TASK DIRECTIONS –
Reproduce only the lines that run from the line with "Read all visible" to the last line of the material, both ends included, exactly as they appear.
>> START DATA TO PROCESS
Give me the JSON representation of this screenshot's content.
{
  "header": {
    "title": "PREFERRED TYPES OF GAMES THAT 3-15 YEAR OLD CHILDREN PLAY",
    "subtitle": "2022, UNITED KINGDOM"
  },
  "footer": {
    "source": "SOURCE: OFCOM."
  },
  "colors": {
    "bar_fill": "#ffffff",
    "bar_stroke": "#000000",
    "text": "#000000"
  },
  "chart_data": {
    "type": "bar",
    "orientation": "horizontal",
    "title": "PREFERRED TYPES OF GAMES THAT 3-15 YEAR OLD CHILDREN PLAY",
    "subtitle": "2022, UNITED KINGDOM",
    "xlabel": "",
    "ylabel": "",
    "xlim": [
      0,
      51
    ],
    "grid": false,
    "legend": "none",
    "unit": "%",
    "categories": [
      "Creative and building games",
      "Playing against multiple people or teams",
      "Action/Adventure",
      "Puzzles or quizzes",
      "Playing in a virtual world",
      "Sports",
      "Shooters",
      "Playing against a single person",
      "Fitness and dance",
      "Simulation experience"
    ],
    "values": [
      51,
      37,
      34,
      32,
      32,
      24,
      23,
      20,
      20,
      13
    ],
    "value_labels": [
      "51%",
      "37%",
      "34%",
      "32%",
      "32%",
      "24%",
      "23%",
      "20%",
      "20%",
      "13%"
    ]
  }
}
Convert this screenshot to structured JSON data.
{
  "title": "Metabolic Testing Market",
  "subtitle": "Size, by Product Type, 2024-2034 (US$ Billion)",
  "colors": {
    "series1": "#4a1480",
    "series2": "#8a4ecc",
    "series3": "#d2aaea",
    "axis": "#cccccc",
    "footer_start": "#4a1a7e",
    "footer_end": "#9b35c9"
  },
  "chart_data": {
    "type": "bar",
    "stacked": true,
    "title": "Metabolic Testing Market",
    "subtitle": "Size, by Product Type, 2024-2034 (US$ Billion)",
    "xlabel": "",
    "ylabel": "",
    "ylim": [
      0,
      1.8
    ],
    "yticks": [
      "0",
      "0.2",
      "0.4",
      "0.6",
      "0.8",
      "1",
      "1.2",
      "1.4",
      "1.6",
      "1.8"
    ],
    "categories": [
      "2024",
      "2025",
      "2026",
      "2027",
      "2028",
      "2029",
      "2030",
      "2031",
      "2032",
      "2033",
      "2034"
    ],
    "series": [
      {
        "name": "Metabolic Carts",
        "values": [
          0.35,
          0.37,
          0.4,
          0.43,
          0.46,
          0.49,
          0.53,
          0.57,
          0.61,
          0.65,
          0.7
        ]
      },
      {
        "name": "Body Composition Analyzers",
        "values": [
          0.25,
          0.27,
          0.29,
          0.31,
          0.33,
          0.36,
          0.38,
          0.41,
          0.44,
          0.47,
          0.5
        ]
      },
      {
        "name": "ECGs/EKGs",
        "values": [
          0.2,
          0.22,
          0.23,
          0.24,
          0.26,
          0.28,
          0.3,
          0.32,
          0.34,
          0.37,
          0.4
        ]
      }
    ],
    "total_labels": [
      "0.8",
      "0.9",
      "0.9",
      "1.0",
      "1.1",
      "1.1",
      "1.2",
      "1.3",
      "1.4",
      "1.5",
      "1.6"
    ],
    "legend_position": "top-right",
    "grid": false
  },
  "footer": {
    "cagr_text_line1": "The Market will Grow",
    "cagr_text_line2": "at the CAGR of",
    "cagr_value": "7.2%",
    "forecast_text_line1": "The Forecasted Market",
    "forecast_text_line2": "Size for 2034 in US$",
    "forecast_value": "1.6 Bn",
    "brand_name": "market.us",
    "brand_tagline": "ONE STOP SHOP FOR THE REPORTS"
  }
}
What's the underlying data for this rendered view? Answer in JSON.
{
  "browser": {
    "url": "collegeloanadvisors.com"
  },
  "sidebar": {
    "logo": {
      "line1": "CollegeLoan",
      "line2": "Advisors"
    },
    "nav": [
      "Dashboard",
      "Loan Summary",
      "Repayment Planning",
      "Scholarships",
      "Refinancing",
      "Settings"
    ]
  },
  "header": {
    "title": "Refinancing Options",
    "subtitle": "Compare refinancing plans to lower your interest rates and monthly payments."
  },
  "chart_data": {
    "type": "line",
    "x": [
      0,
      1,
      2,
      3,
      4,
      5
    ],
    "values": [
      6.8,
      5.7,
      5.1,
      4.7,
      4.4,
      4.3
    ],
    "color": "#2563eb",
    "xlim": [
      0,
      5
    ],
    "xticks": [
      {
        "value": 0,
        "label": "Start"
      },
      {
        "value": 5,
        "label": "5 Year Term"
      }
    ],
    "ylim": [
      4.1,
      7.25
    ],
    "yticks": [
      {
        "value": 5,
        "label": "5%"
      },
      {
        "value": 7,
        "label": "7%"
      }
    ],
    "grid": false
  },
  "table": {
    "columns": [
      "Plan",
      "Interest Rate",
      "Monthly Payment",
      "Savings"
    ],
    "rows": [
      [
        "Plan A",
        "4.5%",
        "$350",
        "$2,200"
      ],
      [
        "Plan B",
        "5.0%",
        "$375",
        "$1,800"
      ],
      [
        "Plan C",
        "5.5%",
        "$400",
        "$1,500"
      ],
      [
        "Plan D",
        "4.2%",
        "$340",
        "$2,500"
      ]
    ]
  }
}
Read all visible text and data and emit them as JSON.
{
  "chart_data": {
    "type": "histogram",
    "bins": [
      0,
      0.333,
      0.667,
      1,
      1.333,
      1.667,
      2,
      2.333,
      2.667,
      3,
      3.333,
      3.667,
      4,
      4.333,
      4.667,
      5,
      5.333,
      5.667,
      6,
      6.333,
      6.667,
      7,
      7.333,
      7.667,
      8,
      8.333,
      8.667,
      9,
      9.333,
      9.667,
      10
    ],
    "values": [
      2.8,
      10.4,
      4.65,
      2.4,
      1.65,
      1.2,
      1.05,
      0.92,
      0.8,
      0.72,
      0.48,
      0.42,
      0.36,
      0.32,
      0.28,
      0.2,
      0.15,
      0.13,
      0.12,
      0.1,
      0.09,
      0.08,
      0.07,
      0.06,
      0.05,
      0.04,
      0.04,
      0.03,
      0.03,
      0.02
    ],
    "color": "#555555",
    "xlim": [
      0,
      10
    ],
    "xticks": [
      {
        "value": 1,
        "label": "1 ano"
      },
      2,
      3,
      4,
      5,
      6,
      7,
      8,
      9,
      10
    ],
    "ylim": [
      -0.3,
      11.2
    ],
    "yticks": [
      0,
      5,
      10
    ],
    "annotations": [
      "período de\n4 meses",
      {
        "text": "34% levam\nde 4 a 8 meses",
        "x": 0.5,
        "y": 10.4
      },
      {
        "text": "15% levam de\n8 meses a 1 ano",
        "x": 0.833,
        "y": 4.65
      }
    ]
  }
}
>> END DATA TO PROCESS
TASK RESPONSE –
Read all visible text and data and emit them as JSON.
{
  "chart_data": {
    "type": "histogram",
    "bins": [
      0,
      0.333,
      0.667,
      1,
      1.333,
      1.667,
      2,
      2.333,
      2.667,
      3,
      3.333,
      3.667,
      4,
      4.333,
      4.667,
      5,
      5.333,
      5.667,
      6,
      6.333,
      6.667,
      7,
      7.333,
      7.667,
      8,
      8.333,
      8.667,
      9,
      9.333,
      9.667,
      10
    ],
    "values": [
      2.8,
      10.4,
      4.65,
      2.4,
      1.65,
      1.2,
      1.05,
      0.92,
      0.8,
      0.72,
      0.48,
      0.42,
      0.36,
      0.32,
      0.28,
      0.2,
      0.15,
      0.13,
      0.12,
      0.1,
      0.09,
      0.08,
      0.07,
      0.06,
      0.05,
      0.04,
      0.04,
      0.03,
      0.03,
      0.02
    ],
    "color": "#555555",
    "xlim": [
      0,
      10
    ],
    "xticks": [
      {
        "value": 1,
        "label": "1 ano"
      },
      2,
      3,
      4,
      5,
      6,
      7,
      8,
      9,
      10
    ],
    "ylim": [
      -0.3,
      11.2
    ],
    "yticks": [
      0,
      5,
      10
    ],
    "annotations": [
      "período de\n4 meses",
      {
        "text": "34% levam\nde 4 a 8 meses",
        "x": 0.5,
        "y": 10.4
      },
      {
        "text": "15% levam de\n8 meses a 1 ano",
        "x": 0.833,
        "y": 4.65
      }
    ]
  }
}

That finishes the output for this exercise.